[BEGIN Records provided]
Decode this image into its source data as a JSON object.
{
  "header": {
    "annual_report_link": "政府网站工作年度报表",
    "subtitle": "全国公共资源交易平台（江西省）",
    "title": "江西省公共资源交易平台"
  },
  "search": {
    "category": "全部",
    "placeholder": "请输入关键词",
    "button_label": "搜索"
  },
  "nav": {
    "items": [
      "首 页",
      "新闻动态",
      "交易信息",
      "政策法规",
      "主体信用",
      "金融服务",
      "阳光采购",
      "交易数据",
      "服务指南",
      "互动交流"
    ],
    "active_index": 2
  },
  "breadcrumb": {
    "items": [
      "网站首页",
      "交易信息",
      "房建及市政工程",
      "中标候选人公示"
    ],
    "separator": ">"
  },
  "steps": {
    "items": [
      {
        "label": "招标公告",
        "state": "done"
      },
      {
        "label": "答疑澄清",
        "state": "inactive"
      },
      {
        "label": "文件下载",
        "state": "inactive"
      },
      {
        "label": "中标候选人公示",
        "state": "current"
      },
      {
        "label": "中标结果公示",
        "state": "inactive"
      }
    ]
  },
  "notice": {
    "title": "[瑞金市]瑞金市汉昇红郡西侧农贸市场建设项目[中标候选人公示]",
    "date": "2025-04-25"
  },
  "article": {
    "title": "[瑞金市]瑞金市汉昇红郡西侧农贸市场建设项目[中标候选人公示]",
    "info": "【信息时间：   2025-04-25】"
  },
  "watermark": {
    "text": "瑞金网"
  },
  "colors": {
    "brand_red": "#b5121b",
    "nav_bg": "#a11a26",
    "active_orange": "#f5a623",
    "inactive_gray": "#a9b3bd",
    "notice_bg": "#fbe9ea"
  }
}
[END Records provided]
- **Task to carry out**
Within the listing above, copy each line that has the string "中标候选人公示".

- **Result of this exercise**
      "中标候选人公示"
        "label": "中标候选人公示",
    "title": "[瑞金市]瑞金市汉昇红郡西侧农贸市场建设项目[中标候选人公示]",
    "title": "[瑞金市]瑞金市汉昇红郡西侧农贸市场建设项目[中标候选人公示]",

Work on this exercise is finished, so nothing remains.